What to do
Reproduce the listing that follows with no differences at all.

Data excerpts
──────

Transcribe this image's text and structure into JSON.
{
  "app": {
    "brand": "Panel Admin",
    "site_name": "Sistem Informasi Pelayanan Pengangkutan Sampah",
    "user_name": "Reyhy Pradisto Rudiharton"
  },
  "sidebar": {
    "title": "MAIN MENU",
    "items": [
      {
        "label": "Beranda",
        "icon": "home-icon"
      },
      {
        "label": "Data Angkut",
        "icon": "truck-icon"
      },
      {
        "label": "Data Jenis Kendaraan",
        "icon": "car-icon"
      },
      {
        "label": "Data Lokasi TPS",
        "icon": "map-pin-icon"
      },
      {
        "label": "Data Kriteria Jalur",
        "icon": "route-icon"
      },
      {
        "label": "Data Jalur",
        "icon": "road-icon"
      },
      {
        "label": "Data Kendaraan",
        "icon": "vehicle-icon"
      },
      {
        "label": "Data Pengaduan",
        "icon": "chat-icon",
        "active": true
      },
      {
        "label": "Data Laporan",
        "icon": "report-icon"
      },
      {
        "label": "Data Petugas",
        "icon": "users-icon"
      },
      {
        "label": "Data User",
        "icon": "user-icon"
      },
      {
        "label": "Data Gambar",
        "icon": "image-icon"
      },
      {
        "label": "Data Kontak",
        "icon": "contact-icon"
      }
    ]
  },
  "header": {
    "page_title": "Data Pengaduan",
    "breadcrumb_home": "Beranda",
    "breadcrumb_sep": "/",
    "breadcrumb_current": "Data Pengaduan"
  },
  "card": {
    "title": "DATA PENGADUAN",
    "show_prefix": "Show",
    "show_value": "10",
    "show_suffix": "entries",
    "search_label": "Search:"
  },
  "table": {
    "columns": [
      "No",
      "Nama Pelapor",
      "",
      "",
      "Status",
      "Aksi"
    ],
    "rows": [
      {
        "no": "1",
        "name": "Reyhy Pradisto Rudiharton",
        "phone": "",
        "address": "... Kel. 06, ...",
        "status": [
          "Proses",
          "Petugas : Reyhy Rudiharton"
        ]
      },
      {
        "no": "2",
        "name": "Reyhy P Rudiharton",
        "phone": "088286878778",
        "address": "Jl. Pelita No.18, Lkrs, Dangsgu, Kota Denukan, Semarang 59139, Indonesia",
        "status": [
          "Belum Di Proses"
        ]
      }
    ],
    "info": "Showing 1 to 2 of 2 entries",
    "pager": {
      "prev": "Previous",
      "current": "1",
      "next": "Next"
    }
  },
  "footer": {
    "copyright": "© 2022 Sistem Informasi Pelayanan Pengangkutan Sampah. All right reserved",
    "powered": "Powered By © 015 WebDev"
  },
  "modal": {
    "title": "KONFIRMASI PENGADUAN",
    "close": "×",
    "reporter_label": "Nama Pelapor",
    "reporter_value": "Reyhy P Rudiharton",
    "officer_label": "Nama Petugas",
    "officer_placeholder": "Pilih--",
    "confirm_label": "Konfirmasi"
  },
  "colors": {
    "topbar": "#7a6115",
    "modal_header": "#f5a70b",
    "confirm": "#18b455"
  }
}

──────

Task solution
Transcribe this image's text and structure into JSON.
{
  "app": {
    "brand": "Panel Admin",
    "site_name": "Sistem Informasi Pelayanan Pengangkutan Sampah",
    "user_name": "Reyhy Pradisto Rudiharton"
  },
  "sidebar": {
    "title": "MAIN MENU",
    "items": [
      {
        "label": "Beranda",
        "icon": "home-icon"
      },
      {
        "label": "Data Angkut",
        "icon": "truck-icon"
      },
      {
        "label": "Data Jenis Kendaraan",
        "icon": "car-icon"
      },
      {
        "label": "Data Lokasi TPS",
        "icon": "map-pin-icon"
      },
      {
        "label": "Data Kriteria Jalur",
        "icon": "route-icon"
      },
      {
        "label": "Data Jalur",
        "icon": "road-icon"
      },
      {
        "label": "Data Kendaraan",
        "icon": "vehicle-icon"
      },
      {
        "label": "Data Pengaduan",
        "icon": "chat-icon",
        "active": true
      },
      {
        "label": "Data Laporan",
        "icon": "report-icon"
      },
      {
        "label": "Data Petugas",
        "icon": "users-icon"
      },
      {
        "label": "Data User",
        "icon": "user-icon"
      },
      {
        "label": "Data Gambar",
        "icon": "image-icon"
      },
      {
        "label": "Data Kontak",
        "icon": "contact-icon"
      }
    ]
  },
  "header": {
    "page_title": "Data Pengaduan",
    "breadcrumb_home": "Beranda",
    "breadcrumb_sep": "/",
    "breadcrumb_current": "Data Pengaduan"
  },
  "card": {
    "title": "DATA PENGADUAN",
    "show_prefix": "Show",
    "show_value": "10",
    "show_suffix": "entries",
    "search_label": "Search:"
  },
  "table": {
    "columns": [
      "No",
      "Nama Pelapor",
      "",
      "",
      "Status",
      "Aksi"
    ],
    "rows": [
      {
        "no": "1",
        "name": "Reyhy Pradisto Rudiharton",
        "phone": "",
        "address": "... Kel. 06, ...",
        "status": [
          "Proses",
          "Petugas : Reyhy Rudiharton"
        ]
      },
      {
        "no": "2",
        "name": "Reyhy P Rudiharton",
        "phone": "088286878778",
        "address": "Jl. Pelita No.18, Lkrs, Dangsgu, Kota Denukan, Semarang 59139, Indonesia",
        "status": [
          "Belum Di Proses"
        ]
      }
    ],
    "info": "Showing 1 to 2 of 2 entries",
    "pager": {
      "prev": "Previous",
      "current": "1",
      "next": "Next"
    }
  },
  "footer": {
    "copyright": "© 2022 Sistem Informasi Pelayanan Pengangkutan Sampah. All right reserved",
    "powered": "Powered By © 015 WebDev"
  },
  "modal": {
    "title": "KONFIRMASI PENGADUAN",
    "close": "×",
    "reporter_label": "Nama Pelapor",
    "reporter_value": "Reyhy P Rudiharton",
    "officer_label": "Nama Petugas",
    "officer_placeholder": "Pilih--",
    "confirm_label": "Konfirmasi"
  },
  "colors": {
    "topbar": "#7a6115",
    "modal_header": "#f5a70b",
    "confirm": "#18b455"
  }
}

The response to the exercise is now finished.